→ WHAT YOU ARE ASKED TO DO
Where the string "business" occurs in the material below, report the whole line.

→ GIVEN ENTRIES
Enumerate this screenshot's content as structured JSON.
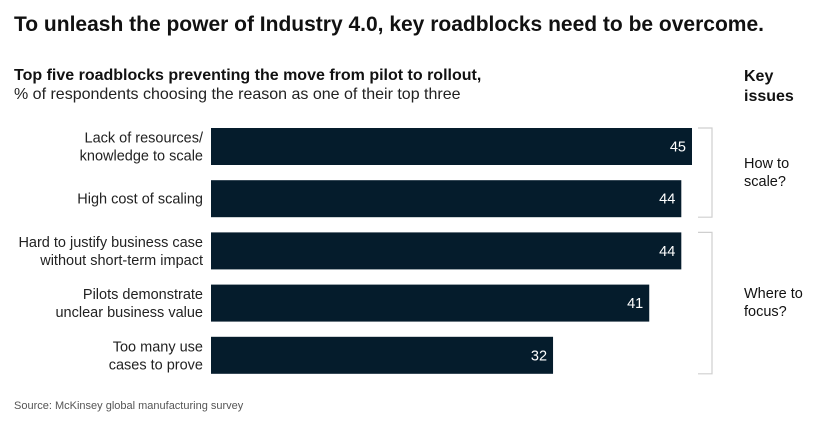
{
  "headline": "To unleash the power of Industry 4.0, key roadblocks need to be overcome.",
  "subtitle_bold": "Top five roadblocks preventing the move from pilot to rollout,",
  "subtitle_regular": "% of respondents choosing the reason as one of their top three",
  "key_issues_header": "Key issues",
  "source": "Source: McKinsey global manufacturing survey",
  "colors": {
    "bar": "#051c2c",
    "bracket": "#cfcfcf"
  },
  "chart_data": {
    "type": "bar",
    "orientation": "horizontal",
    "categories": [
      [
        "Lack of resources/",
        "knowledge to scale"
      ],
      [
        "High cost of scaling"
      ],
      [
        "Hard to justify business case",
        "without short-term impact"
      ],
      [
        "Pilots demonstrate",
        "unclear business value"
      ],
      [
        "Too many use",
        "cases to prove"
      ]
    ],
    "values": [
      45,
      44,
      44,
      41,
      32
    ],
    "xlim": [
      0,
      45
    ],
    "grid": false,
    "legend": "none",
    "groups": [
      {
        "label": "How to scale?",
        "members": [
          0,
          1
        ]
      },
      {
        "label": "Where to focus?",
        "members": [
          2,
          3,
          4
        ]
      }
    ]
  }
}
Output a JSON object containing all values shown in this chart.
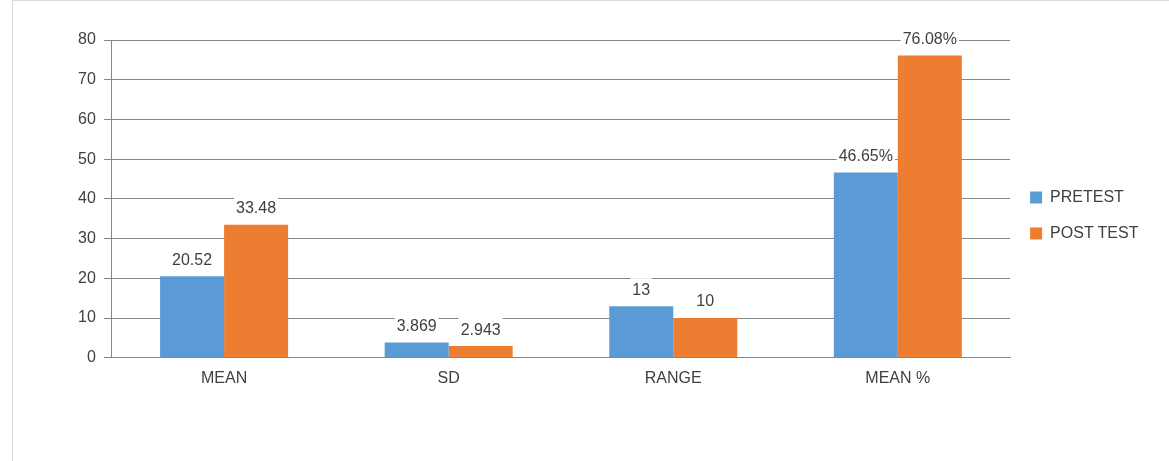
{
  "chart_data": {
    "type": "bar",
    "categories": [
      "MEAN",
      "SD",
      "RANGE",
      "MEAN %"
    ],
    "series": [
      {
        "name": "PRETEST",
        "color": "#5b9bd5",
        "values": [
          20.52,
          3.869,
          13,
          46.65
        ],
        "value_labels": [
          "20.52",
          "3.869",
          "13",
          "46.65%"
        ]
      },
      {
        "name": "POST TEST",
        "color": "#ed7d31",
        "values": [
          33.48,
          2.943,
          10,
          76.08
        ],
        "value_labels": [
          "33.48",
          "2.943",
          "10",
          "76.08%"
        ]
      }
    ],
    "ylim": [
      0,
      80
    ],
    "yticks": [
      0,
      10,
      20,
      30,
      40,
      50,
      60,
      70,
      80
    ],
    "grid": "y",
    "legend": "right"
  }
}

==

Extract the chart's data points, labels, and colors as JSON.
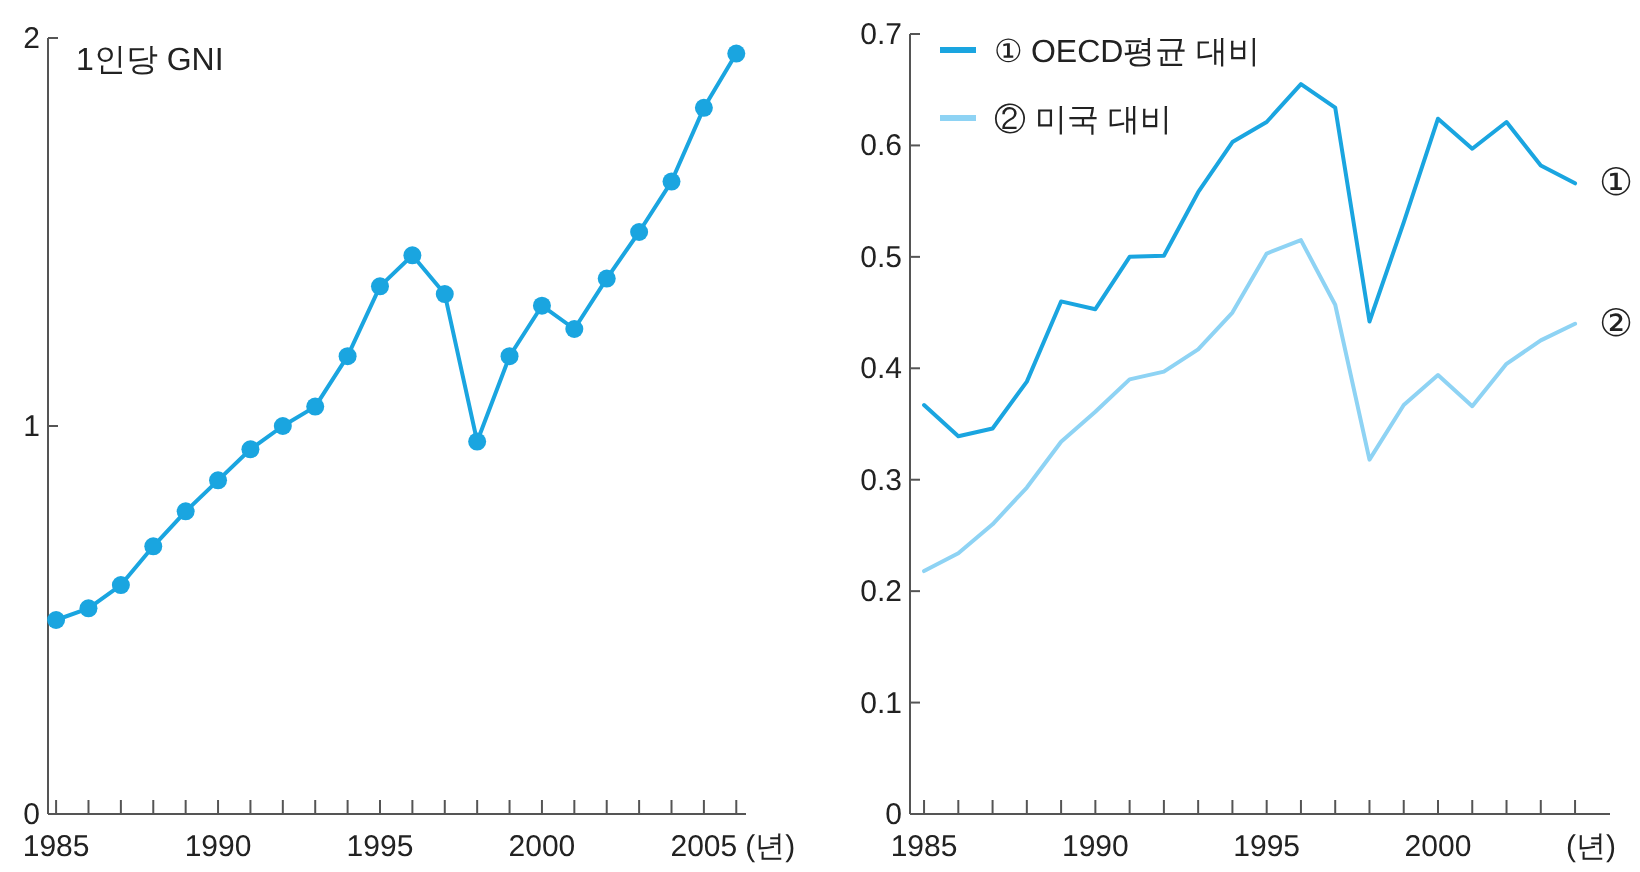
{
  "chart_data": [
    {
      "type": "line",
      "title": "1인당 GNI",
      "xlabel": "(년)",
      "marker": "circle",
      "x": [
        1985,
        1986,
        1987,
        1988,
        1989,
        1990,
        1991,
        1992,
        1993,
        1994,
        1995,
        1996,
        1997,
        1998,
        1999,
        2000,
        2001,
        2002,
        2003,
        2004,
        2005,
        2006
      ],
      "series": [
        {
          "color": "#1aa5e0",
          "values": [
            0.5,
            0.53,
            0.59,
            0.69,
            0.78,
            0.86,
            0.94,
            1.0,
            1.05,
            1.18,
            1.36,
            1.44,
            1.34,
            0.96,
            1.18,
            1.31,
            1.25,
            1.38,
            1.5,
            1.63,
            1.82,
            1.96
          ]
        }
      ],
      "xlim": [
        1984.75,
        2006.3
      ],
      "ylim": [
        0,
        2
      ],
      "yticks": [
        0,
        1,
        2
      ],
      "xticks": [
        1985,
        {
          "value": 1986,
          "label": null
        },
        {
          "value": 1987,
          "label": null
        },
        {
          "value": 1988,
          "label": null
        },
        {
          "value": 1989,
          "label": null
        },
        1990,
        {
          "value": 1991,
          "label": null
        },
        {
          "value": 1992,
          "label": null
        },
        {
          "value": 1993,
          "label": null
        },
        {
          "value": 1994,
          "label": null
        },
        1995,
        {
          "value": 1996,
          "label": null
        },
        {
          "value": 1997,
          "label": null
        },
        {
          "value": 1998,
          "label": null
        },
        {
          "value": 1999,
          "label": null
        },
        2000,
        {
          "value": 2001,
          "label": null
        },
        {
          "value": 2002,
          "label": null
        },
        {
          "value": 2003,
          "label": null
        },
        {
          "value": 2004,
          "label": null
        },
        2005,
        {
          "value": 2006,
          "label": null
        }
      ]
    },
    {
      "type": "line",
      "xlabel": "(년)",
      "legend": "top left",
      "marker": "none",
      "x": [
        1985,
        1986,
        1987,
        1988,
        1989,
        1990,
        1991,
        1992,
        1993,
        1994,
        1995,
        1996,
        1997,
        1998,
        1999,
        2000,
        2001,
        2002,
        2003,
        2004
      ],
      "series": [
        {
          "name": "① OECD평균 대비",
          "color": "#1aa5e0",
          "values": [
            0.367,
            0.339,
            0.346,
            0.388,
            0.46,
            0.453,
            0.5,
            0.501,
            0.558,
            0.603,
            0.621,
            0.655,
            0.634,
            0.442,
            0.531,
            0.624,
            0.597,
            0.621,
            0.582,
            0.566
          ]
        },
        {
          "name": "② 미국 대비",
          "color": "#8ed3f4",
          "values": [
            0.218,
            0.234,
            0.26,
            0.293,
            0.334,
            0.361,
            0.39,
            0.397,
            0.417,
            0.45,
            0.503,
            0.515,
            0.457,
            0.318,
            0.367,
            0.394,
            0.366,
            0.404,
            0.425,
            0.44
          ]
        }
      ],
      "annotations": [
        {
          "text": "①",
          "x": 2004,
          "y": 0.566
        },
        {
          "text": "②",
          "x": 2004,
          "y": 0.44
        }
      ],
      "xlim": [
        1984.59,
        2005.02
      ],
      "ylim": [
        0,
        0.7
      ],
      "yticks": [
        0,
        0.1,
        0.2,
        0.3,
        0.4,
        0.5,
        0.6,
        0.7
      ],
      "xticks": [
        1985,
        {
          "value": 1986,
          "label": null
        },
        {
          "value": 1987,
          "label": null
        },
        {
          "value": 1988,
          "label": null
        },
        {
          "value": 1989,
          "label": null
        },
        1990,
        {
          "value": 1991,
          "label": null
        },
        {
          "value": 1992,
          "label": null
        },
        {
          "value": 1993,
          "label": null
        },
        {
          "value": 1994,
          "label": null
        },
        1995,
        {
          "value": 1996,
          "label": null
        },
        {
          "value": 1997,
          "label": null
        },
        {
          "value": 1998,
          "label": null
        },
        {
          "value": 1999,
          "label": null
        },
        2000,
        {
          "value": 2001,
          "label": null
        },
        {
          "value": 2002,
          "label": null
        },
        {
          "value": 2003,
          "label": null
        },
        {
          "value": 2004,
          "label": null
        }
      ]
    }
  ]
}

→ SOLUTION TO THE PROBLEM
        "Hard to justify business case",
        "unclear business value"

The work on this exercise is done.